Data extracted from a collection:
---*---

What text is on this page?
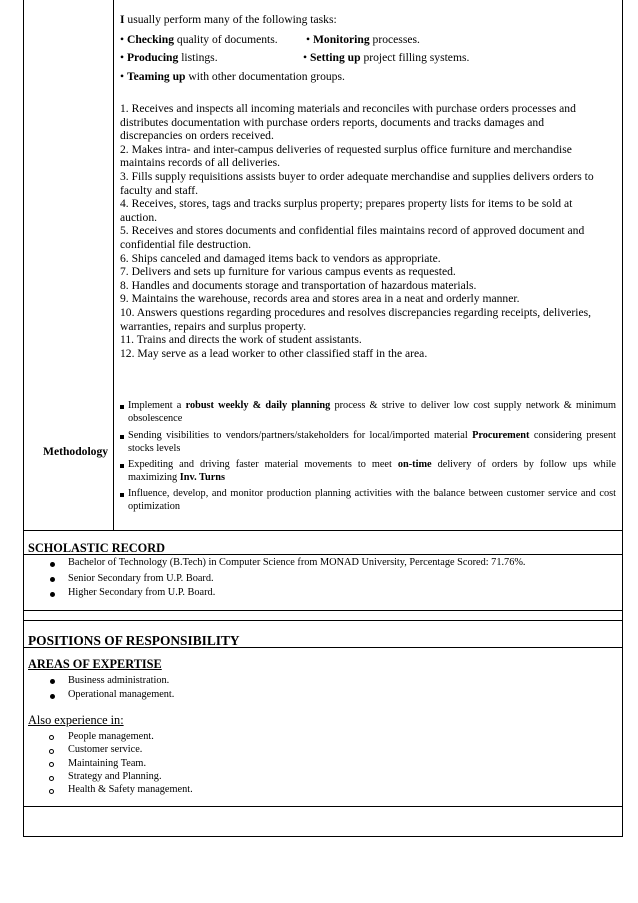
I usually perform many of the following tasks:
• Checking quality of documents. • Monitoring processes.
• Producing listings.	• Setting up project filling systems.
• Teaming up with other documentation groups.
1. Receives and inspects all incoming materials and reconciles with purchase orders processes and
distributes documentation with purchase orders reports, documents and tracks damages and
discrepancies on orders received.
2. Makes intra- and inter-campus deliveries of requested surplus office furniture and merchandise
maintains records of all deliveries.
3. Fills supply requisitions assists buyer to order adequate merchandise and supplies delivers orders to
faculty and staff.
4. Receives, stores, tags and tracks surplus property; prepares property lists for items to be sold at
auction.
5. Receives and stores documents and confidential files maintains record of approved document and
confidential file destruction.
6. Ships canceled and damaged items back to vendors as appropriate.
7. Delivers and sets up furniture for various campus events as requested.
8. Handles and documents storage and transportation of hazardous materials.
9. Maintains the warehouse, records area and stores area in a neat and orderly manner.
10. Answers questions regarding procedures and resolves discrepancies regarding receipts, deliveries,
warranties, repairs and surplus property.
11. Trains and directs the work of student assistants.
12. May serve as a lead worker to other classified staff in the area.
Methodology
Implement a robust weekly & daily planning process & strive to deliver low cost supply network & minimum obsolescence
Sending visibilities to vendors/partners/stakeholders for local/imported material Procurement considering present stocks levels
Expediting and driving faster material movements to meet on-time delivery of orders by follow ups while maximizing Inv. Turns
Influence, develop, and monitor production planning activities with the balance between customer service and cost optimization
SCHOLASTIC RECORD
Bachelor of Technology (B.Tech) in Computer Science from MONAD University, Percentage Scored: 71.76%.
Senior Secondary from U.P. Board.
Higher Secondary from U.P. Board.
POSITIONS OF RESPONSIBILITY
AREAS OF EXPERTISE
Business administration.
Operational management.
Also experience in:
People management.
Customer service.
Maintaining Team.
Strategy and Planning.
Health & Safety management.
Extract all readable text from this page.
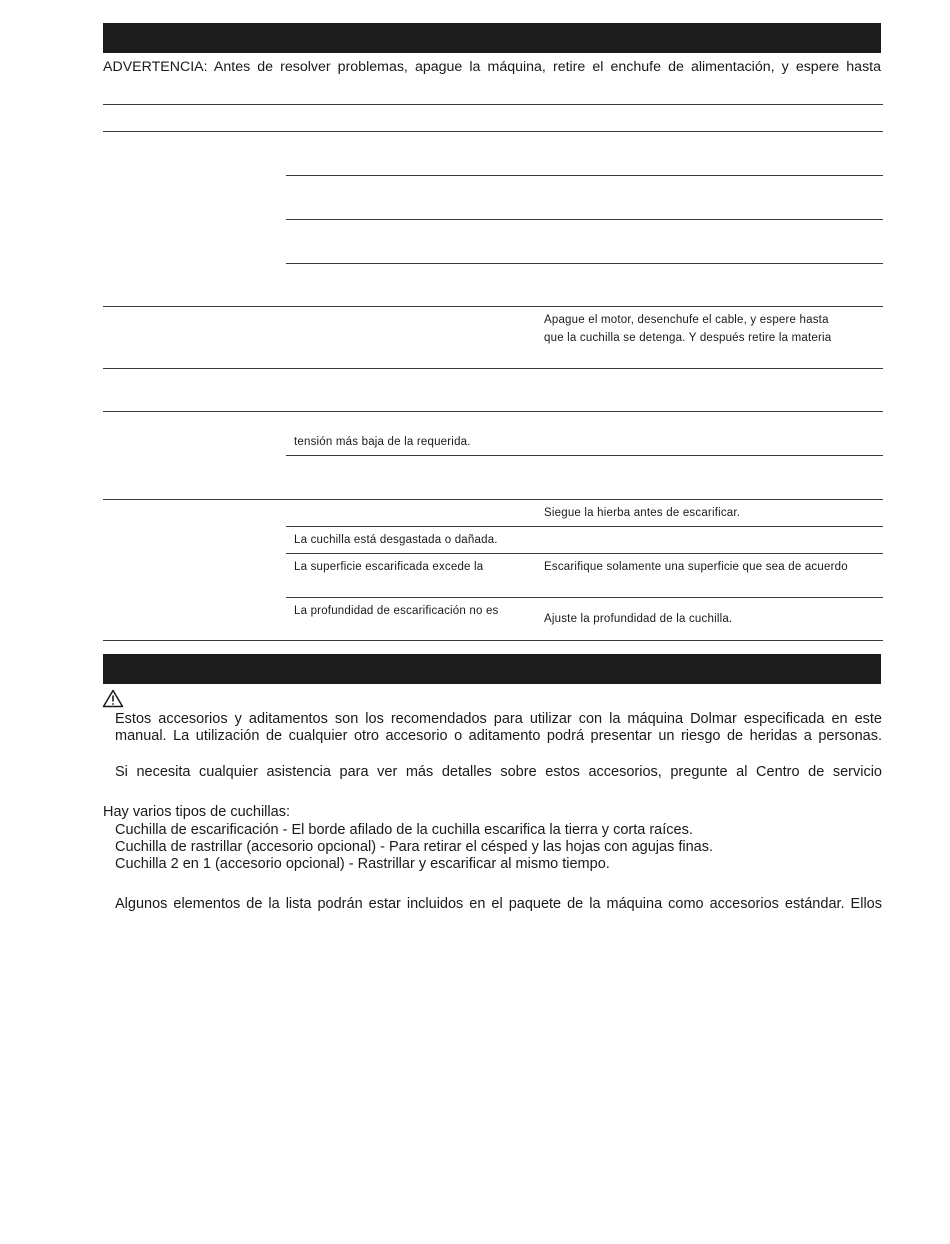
ADVERTENCIA: Antes de resolver problemas, apague la máquina, retire el enchufe de alimentación, y espere hasta
Apague el motor, desenchufe el cable, y espere hasta
que la cuchilla se detenga. Y después retire la materia
tensión más baja de la requerida.
Siegue la hierba antes de escarificar.
La cuchilla está desgastada o dañada.
La superficie escarificada excede la	Escarifique solamente una superficie que sea de acuerdo
La profundidad de escarificación no es
Ajuste la profundidad de la cuchilla.
Estos accesorios y aditamentos son los recomendados para utilizar con la máquina Dolmar especificada en este
manual. La utilización de cualquier otro accesorio o aditamento podrá presentar un riesgo de heridas a personas.
Si necesita cualquier asistencia para ver más detalles sobre estos accesorios, pregunte al Centro de servicio
Hay varios tipos de cuchillas:
Cuchilla de escarificación - El borde afilado de la cuchilla escarifica la tierra y corta raíces.
Cuchilla de rastrillar (accesorio opcional) - Para retirar el césped y las hojas con agujas finas.
Cuchilla 2 en 1 (accesorio opcional) - Rastrillar y escarificar al mismo tiempo.
Algunos elementos de la lista podrán estar incluidos en el paquete de la máquina como accesorios estándar. Ellos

---*---

## What to produce
Restate the whole listing above exactly, please, omitting every image.

## Result for this exercise
What text is on this page?
I usually perform many of the following tasks:
• Checking quality of documents. • Monitoring processes.
• Producing listings.	• Setting up project filling systems.
• Teaming up with other documentation groups.
1. Receives and inspects all incoming materials and reconciles with purchase orders processes and
distributes documentation with purchase orders reports, documents and tracks damages and
discrepancies on orders received.
2. Makes intra- and inter-campus deliveries of requested surplus office furniture and merchandise
maintains records of all deliveries.
3. Fills supply requisitions assists buyer to order adequate merchandise and supplies delivers orders to
faculty and staff.
4. Receives, stores, tags and tracks surplus property; prepares property lists for items to be sold at
auction.
5. Receives and stores documents and confidential files maintains record of approved document and
confidential file destruction.
6. Ships canceled and damaged items back to vendors as appropriate.
7. Delivers and sets up furniture for various campus events as requested.
8. Handles and documents storage and transportation of hazardous materials.
9. Maintains the warehouse, records area and stores area in a neat and orderly manner.
10. Answers questions regarding procedures and resolves discrepancies regarding receipts, deliveries,
warranties, repairs and surplus property.
11. Trains and directs the work of student assistants.
12. May serve as a lead worker to other classified staff in the area.
Methodology
Implement a robust weekly & daily planning process & strive to deliver low cost supply network & minimum obsolescence
Sending visibilities to vendors/partners/stakeholders for local/imported material Procurement considering present stocks levels
Expediting and driving faster material movements to meet on-time delivery of orders by follow ups while maximizing Inv. Turns
Influence, develop, and monitor production planning activities with the balance between customer service and cost optimization
SCHOLASTIC RECORD
Bachelor of Technology (B.Tech) in Computer Science from MONAD University, Percentage Scored: 71.76%.
Senior Secondary from U.P. Board.
Higher Secondary from U.P. Board.
POSITIONS OF RESPONSIBILITY
AREAS OF EXPERTISE
Business administration.
Operational management.
Also experience in:
People management.
Customer service.
Maintaining Team.
Strategy and Planning.
Health & Safety management.
Extract all readable text from this page.
ADVERTENCIA: Antes de resolver problemas, apague la máquina, retire el enchufe de alimentación, y espere hasta
Apague el motor, desenchufe el cable, y espere hasta
que la cuchilla se detenga. Y después retire la materia
tensión más baja de la requerida.
Siegue la hierba antes de escarificar.
La cuchilla está desgastada o dañada.
La superficie escarificada excede la	Escarifique solamente una superficie que sea de acuerdo
La profundidad de escarificación no es
Ajuste la profundidad de la cuchilla.
Estos accesorios y aditamentos son los recomendados para utilizar con la máquina Dolmar especificada en este
manual. La utilización de cualquier otro accesorio o aditamento podrá presentar un riesgo de heridas a personas.
Si necesita cualquier asistencia para ver más detalles sobre estos accesorios, pregunte al Centro de servicio
Hay varios tipos de cuchillas:
Cuchilla de escarificación - El borde afilado de la cuchilla escarifica la tierra y corta raíces.
Cuchilla de rastrillar (accesorio opcional) - Para retirar el césped y las hojas con agujas finas.
Cuchilla 2 en 1 (accesorio opcional) - Rastrillar y escarificar al mismo tiempo.
Algunos elementos de la lista podrán estar incluidos en el paquete de la máquina como accesorios estándar. Ellos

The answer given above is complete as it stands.